• The request:
Locate the line containing "Serialize everything readable" in the material below. Copy that line and all following lines through the end exactly, omitting any pictures.

• Data provided:
- - - - - - -
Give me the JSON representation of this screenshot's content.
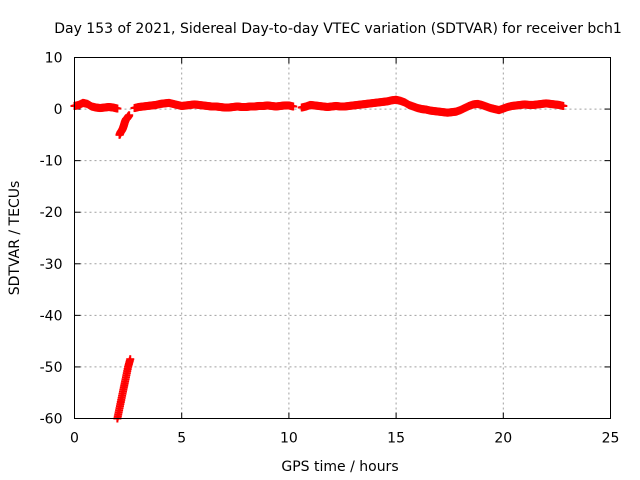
{
  "chart_data": {
    "type": "scatter",
    "title": "Day 153 of 2021, Sidereal Day-to-day VTEC variation (SDTVAR) for receiver bch1",
    "xlabel": "GPS time / hours",
    "ylabel": "SDTVAR / TECUs",
    "xlim": [
      0,
      25
    ],
    "ylim": [
      -60,
      10
    ],
    "xticks": [
      0,
      5,
      10,
      15,
      20,
      25
    ],
    "yticks": [
      -60,
      -50,
      -40,
      -30,
      -20,
      -10,
      0,
      10
    ],
    "grid": true,
    "marker": "plus",
    "series": [
      {
        "name": "SDTVAR",
        "color": "#ff0000",
        "segments": [
          {
            "x": [
              0.0,
              0.2,
              0.4,
              0.6,
              0.8,
              1.0,
              1.2,
              1.4,
              1.6,
              1.8,
              2.0
            ],
            "y": [
              0.6,
              0.8,
              1.2,
              1.0,
              0.5,
              0.3,
              0.2,
              0.3,
              0.4,
              0.3,
              0.1
            ]
          },
          {
            "x": [
              2.1,
              2.15,
              2.2,
              2.25,
              2.3,
              2.35,
              2.4,
              2.45,
              2.5,
              2.55
            ],
            "y": [
              -5.0,
              -4.5,
              -4.2,
              -3.8,
              -3.2,
              -2.5,
              -2.0,
              -1.8,
              -1.5,
              -1.2
            ]
          },
          {
            "x": [
              2.0,
              2.1,
              2.2,
              2.3,
              2.4,
              2.5,
              2.6
            ],
            "y": [
              -60.0,
              -58.0,
              -56.0,
              -54.0,
              -52.0,
              -50.0,
              -48.5
            ]
          },
          {
            "x": [
              2.8,
              3.0,
              3.2,
              3.4,
              3.6,
              3.8,
              4.0,
              4.2,
              4.4,
              4.6,
              4.8,
              5.0,
              5.2,
              5.4,
              5.6,
              5.8,
              6.0,
              6.2,
              6.4,
              6.6,
              6.8,
              7.0,
              7.2,
              7.4,
              7.6,
              7.8,
              8.0,
              8.2,
              8.4,
              8.6,
              8.8,
              9.0,
              9.2,
              9.4,
              9.6,
              9.8,
              10.0,
              10.2
            ],
            "y": [
              0.2,
              0.4,
              0.5,
              0.6,
              0.7,
              0.8,
              1.0,
              1.1,
              1.2,
              1.0,
              0.8,
              0.6,
              0.7,
              0.8,
              0.9,
              0.8,
              0.7,
              0.6,
              0.5,
              0.5,
              0.4,
              0.3,
              0.3,
              0.4,
              0.5,
              0.4,
              0.4,
              0.5,
              0.5,
              0.6,
              0.6,
              0.7,
              0.6,
              0.5,
              0.6,
              0.7,
              0.7,
              0.5
            ]
          },
          {
            "x": [
              10.6,
              10.8,
              11.0,
              11.2,
              11.4,
              11.6,
              11.8,
              12.0,
              12.2,
              12.4,
              12.6,
              12.8,
              13.0,
              13.2,
              13.4,
              13.6,
              13.8,
              14.0,
              14.2,
              14.4,
              14.6,
              14.8,
              15.0,
              15.2,
              15.4,
              15.6,
              15.8,
              16.0,
              16.2,
              16.4,
              16.6,
              16.8,
              17.0,
              17.2,
              17.4,
              17.6,
              17.8,
              18.0,
              18.2,
              18.4,
              18.6,
              18.8,
              19.0,
              19.2,
              19.4,
              19.6,
              19.8,
              20.0,
              20.2,
              20.4,
              20.6,
              20.8,
              21.0,
              21.2,
              21.4,
              21.6,
              21.8,
              22.0,
              22.2,
              22.4,
              22.6,
              22.8
            ],
            "y": [
              0.3,
              0.5,
              0.8,
              0.7,
              0.6,
              0.5,
              0.4,
              0.5,
              0.6,
              0.5,
              0.5,
              0.6,
              0.7,
              0.8,
              0.9,
              1.0,
              1.1,
              1.2,
              1.3,
              1.4,
              1.5,
              1.7,
              1.8,
              1.6,
              1.3,
              0.8,
              0.5,
              0.2,
              0.0,
              -0.1,
              -0.3,
              -0.4,
              -0.5,
              -0.6,
              -0.7,
              -0.6,
              -0.5,
              -0.2,
              0.2,
              0.6,
              0.9,
              1.0,
              0.8,
              0.5,
              0.2,
              0.0,
              -0.2,
              0.1,
              0.4,
              0.6,
              0.7,
              0.8,
              0.9,
              0.8,
              0.8,
              0.9,
              1.0,
              1.1,
              1.0,
              0.9,
              0.8,
              0.6
            ]
          }
        ]
      }
    ]
  }
}
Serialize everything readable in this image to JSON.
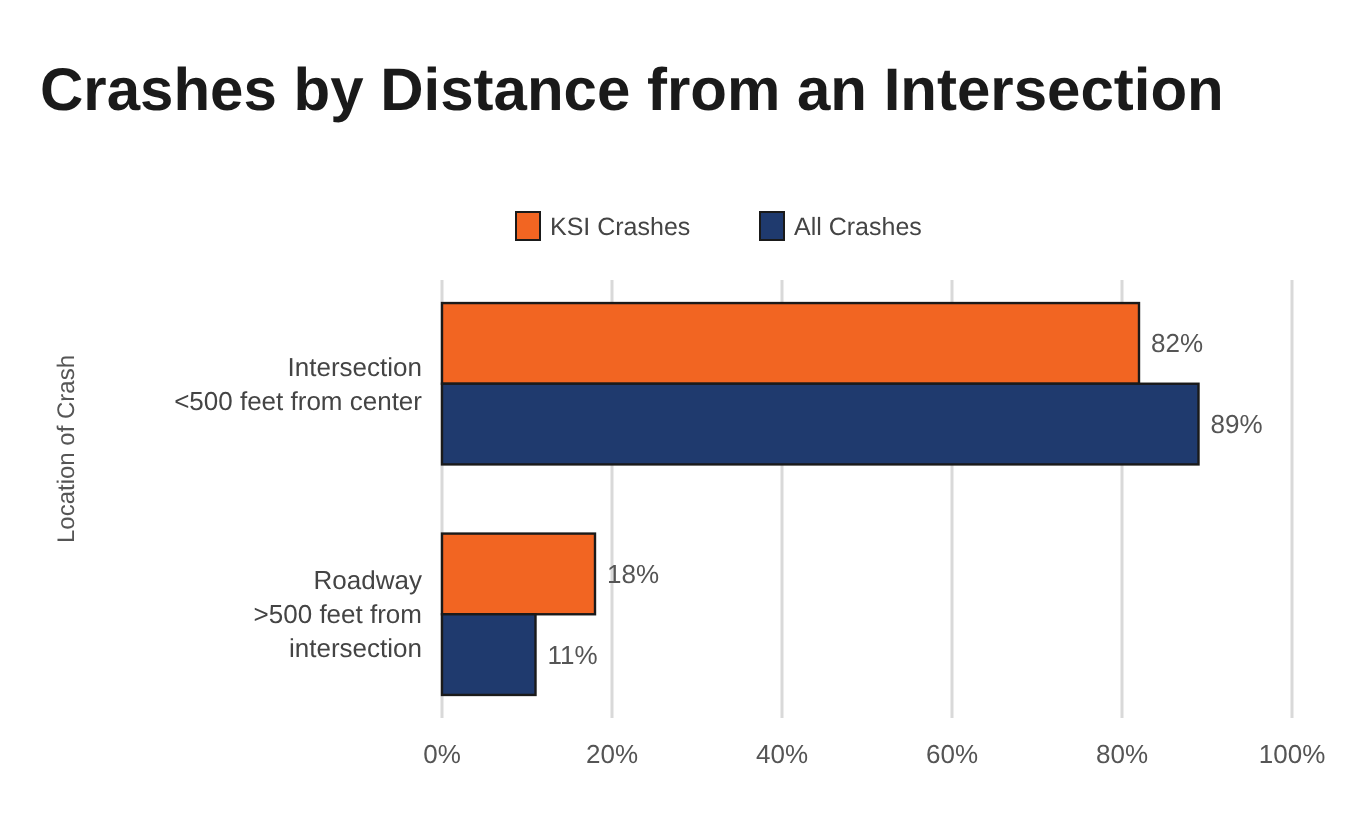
{
  "chart_data": {
    "type": "bar",
    "orientation": "horizontal",
    "title": "Crashes by Distance from an Intersection",
    "ylabel": "Location of Crash",
    "categories": [
      "Intersection\n<500 feet from center",
      "Roadway\n>500 feet from\nintersection"
    ],
    "series": [
      {
        "name": "KSI Crashes",
        "color": "#f26522",
        "values": [
          82,
          18
        ],
        "value_labels": [
          "82%",
          "18%"
        ]
      },
      {
        "name": "All Crashes",
        "color": "#1f3a6e",
        "values": [
          89,
          11
        ],
        "value_labels": [
          "89%",
          "11%"
        ]
      }
    ],
    "xlim": [
      0,
      100
    ],
    "xticks": [
      {
        "value": 0,
        "label": "0%"
      },
      {
        "value": 20,
        "label": "20%"
      },
      {
        "value": 40,
        "label": "40%"
      },
      {
        "value": 60,
        "label": "60%"
      },
      {
        "value": 80,
        "label": "80%"
      },
      {
        "value": 100,
        "label": "100%"
      }
    ],
    "grid": "x",
    "legend": "top"
  }
}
- - - - - - -
• Final result:
Serialize everything readable in this image to JSON.
{
  "chart_data": {
    "type": "bar",
    "orientation": "horizontal",
    "title": "Crashes by Distance from an Intersection",
    "ylabel": "Location of Crash",
    "categories": [
      "Intersection\n<500 feet from center",
      "Roadway\n>500 feet from\nintersection"
    ],
    "series": [
      {
        "name": "KSI Crashes",
        "color": "#f26522",
        "values": [
          82,
          18
        ],
        "value_labels": [
          "82%",
          "18%"
        ]
      },
      {
        "name": "All Crashes",
        "color": "#1f3a6e",
        "values": [
          89,
          11
        ],
        "value_labels": [
          "89%",
          "11%"
        ]
      }
    ],
    "xlim": [
      0,
      100
    ],
    "xticks": [
      {
        "value": 0,
        "label": "0%"
      },
      {
        "value": 20,
        "label": "20%"
      },
      {
        "value": 40,
        "label": "40%"
      },
      {
        "value": 60,
        "label": "60%"
      },
      {
        "value": 80,
        "label": "80%"
      },
      {
        "value": 100,
        "label": "100%"
      }
    ],
    "grid": "x",
    "legend": "top"
  }
}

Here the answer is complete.